▶ Aim:
Which lines hold the word "function"? Copy each of them.

▶ Records provided:
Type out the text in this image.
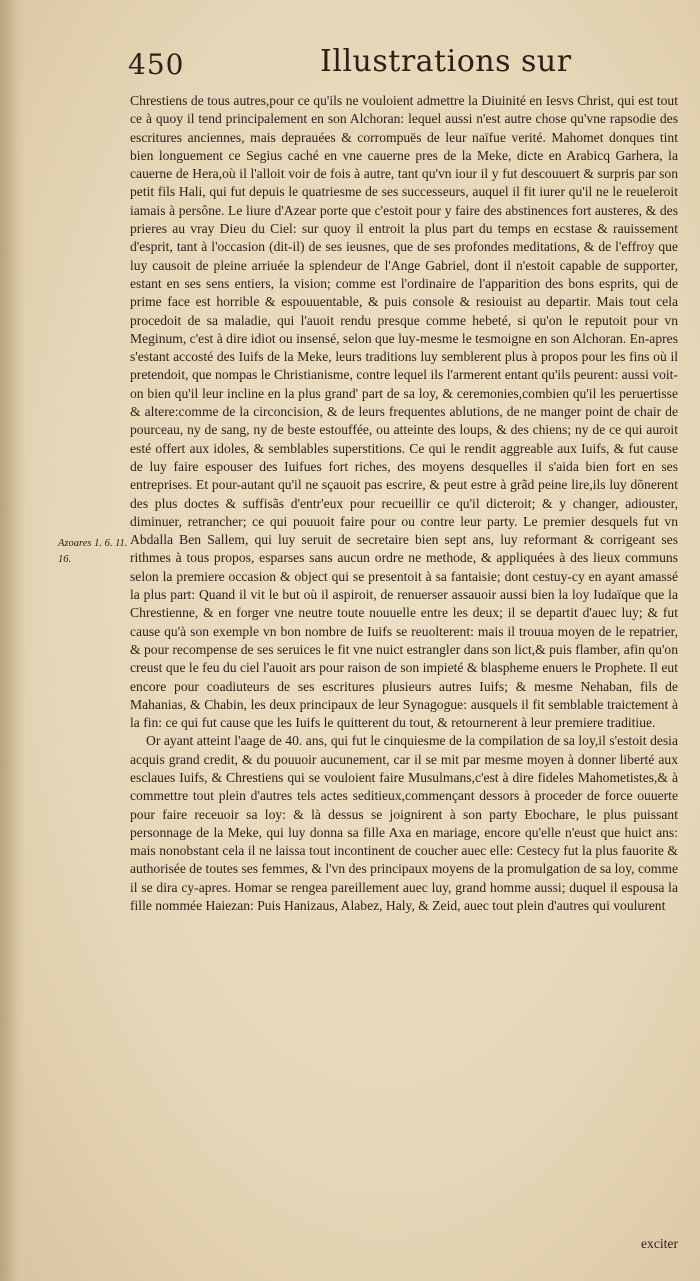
450	Illustrations sur
Azoares 1. 6. 11. 16.

Chrestiens de tous autres,pour ce qu'ils ne vouloient admettre la Diuinité en Iesvs Christ, qui est tout ce à quoy il tend principalement en son Alchoran: lequel aussi n'est autre chose qu'vne rapsodie des escritures anciennes, mais deprauées & corrompuës de leur naïfue verité. Mahomet donques tint bien longuement ce Segius caché en vne cauerne pres de la Meke, dicte en Arabicq Garhera, la cauerne de Hera,où il l'alloit voir de fois à autre, tant qu'vn iour il y fut descouuert & surpris par son petit fils Hali, qui fut depuis le quatriesme de ses successeurs, auquel il fit iurer qu'il ne le reueleroit iamais à persône. Le liure d'Azear porte que c'estoit pour y faire des abstinences fort austeres, & des prieres au vray Dieu du Ciel: sur quoy il entroit la plus part du temps en ecstase & rauissement d'esprit, tant à l'occasion (dit-il) de ses ieusnes, que de ses profondes meditations, & de l'effroy que luy causoit de pleine arriuée la splendeur de l'Ange Gabriel, dont il n'estoit capable de supporter, estant en ses sens entiers, la vision; comme est l'ordinaire de l'apparition des bons esprits, qui de prime face est horrible & espouuentable, & puis console & resiouist au departir. Mais tout cela procedoit de sa maladie, qui l'auoit rendu presque comme hebeté, si qu'on le reputoit pour vn Meginum, c'est à dire idiot ou insensé, selon que luy-mesme le tesmoigne en son Alchoran. En-apres s'estant accosté des Iuifs de la Meke, leurs traditions luy semblerent plus à propos pour les fins où il pretendoit, que nompas le Christianisme, contre lequel ils l'armerent entant qu'ils peurent: aussi voit-on bien qu'il leur incline en la plus grand' part de sa loy, & ceremonies,combien qu'il les peruertisse & altere:comme de la circoncision, & de leurs frequentes ablutions, de ne manger point de chair de pourceau, ny de sang, ny de beste estouffée, ou atteinte des loups, & des chiens; ny de ce qui auroit esté offert aux idoles, & semblables superstitions. Ce qui le rendit aggreable aux Iuifs, & fut cause de luy faire espouser des Iuifues fort riches, des moyens desquelles il s'aida bien fort en ses entreprises. Et pour-autant qu'il ne sçauoit pas escrire, & peut estre à grãd peine lire,ils luy dõnerent des plus doctes & suffisãs d'entr'eux pour recueillir ce qu'il dicteroit; & y changer, adiouster, diminuer, retrancher; ce qui pouuoit faire pour ou contre leur party. Le premier desquels fut vn Abdalla Ben Sallem, qui luy seruit de secretaire bien sept ans, luy reformant & corrigeant ses rithmes à tous propos, esparses sans aucun ordre ne methode, & appliquées à des lieux communs selon la premiere occasion & object qui se presentoit à sa fantaisie; dont cestuy-cy en ayant amassé la plus part: Quand il vit le but où il aspiroit, de renuerser assauoir aussi bien la loy Iudaïque que la Chrestienne, & en forger vne neutre toute nouuelle entre les deux; il se departit d'auec luy; & fut cause qu'à son exemple vn bon nombre de Iuifs se reuolterent: mais il trouua moyen de le repatrier, & pour recompense de ses seruices le fit vne nuict estrangler dans son lict,& puis flamber, afin qu'on creust que le feu du ciel l'auoit ars pour raison de son impieté & blaspheme enuers le Prophete. Il eut encore pour coadiuteurs de ses escritures plusieurs autres Iuifs; & mesme Nehaban, fils de Mahanias, & Chabin, les deux principaux de leur Synagogue: ausquels il fit semblable traictement à la fin: ce qui fut cause que les Iuifs le quitterent du tout, & retournerent à leur premiere traditiue.

Or ayant atteint l'aage de 40. ans, qui fut le cinquiesme de la compilation de sa loy,il s'estoit desia acquis grand credit, & du pouuoir aucunement, car il se mit par mesme moyen à donner liberté aux esclaues Iuifs, & Chrestiens qui se vouloient faire Musulmans,c'est à dire fideles Mahometistes,& à commettre tout plein d'autres tels actes seditieux,commençant dessors à proceder de force ouuerte pour faire receuoir sa loy: & là dessus se joignirent à son party Ebochare, le plus puissant personnage de la Meke, qui luy donna sa fille Axa en mariage, encore qu'elle n'eust que huict ans: mais nonobstant cela il ne laissa tout incontinent de coucher auec elle: Cestecy fut la plus fauorite & authorisée de toutes ses femmes, & l'vn des principaux moyens de la promulgation de sa loy, comme il se dira cy-apres. Homar se rengea pareillement auec luy, grand homme aussi; duquel il espousa la fille nommée Haiezan: Puis Hanizaus, Alabez, Haly, & Zeid, auec tout plein d'autres qui voulurent

exciter
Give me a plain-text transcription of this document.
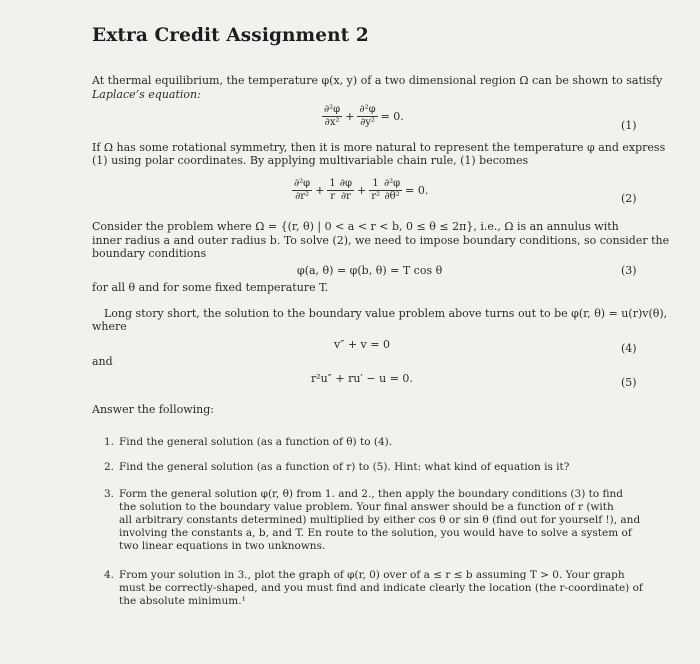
Extra Credit Assignment 2
At thermal equilibrium, the temperature φ(x, y) of a two dimensional region Ω can be shown to satisfy
Laplace’s equation:
$\frac{\text{∂²φ}}{\text{∂x²}} + \frac{\text{∂²φ}}{\text{∂y²}} = 0$.
(1)
If Ω has some rotational symmetry, then it is more natural to represent the temperature φ and express
(1) using polar coordinates. By applying multivariable chain rule, (1) becomes
$\frac{\text{∂²φ}}{\text{∂r²}} + \frac{1}{r} \frac{\partial\varphi}{\partial r} + \frac{1}{\text{r²}} \frac{\text{∂²φ}}{\text{∂θ²}} = 0$.
(2)
Consider the problem where Ω = {(r, θ) | 0 < a < r < b, 0 ≤ θ ≤ 2π}, i.e., Ω is an annulus with
inner radius a and outer radius b. To solve (2), we need to impose boundary conditions, so consider the
boundary conditions
φ(a, θ) = φ(b, θ) = T cos θ	(3)
for all θ and for some fixed temperature T.
Long story short, the solution to the boundary value problem above turns out to be φ(r, θ) = u(r)v(θ),
where
v″ + v = 0	(4)
and
r²u″ + ru′ − u = 0.	(5)
Answer the following:
1. Find the general solution (as a function of θ) to (4).
2. Find the general solution (as a function of r) to (5). Hint: what kind of equation is it?
3. Form the general solution φ(r, θ) from 1. and 2., then apply the boundary conditions (3) to find
the solution to the boundary value problem. Your final answer should be a function of r (with
all arbitrary constants determined) multiplied by either cos θ or sin θ (find out for yourself !), and
involving the constants a, b, and T. En route to the solution, you would have to solve a system of
two linear equations in two unknowns.
4. From your solution in 3., plot the graph of φ(r, 0) over of a ≤ r ≤ b assuming T > 0. Your graph
must be correctly-shaped, and you must find and indicate clearly the location (the r-coordinate) of
the absolute minimum.¹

▶ Response:
1. Find the general solution (as a function of θ) to (4).
2. Find the general solution (as a function of r) to (5). Hint: what kind of equation is it?
the solution to the boundary value problem. Your final answer should be a function of r (with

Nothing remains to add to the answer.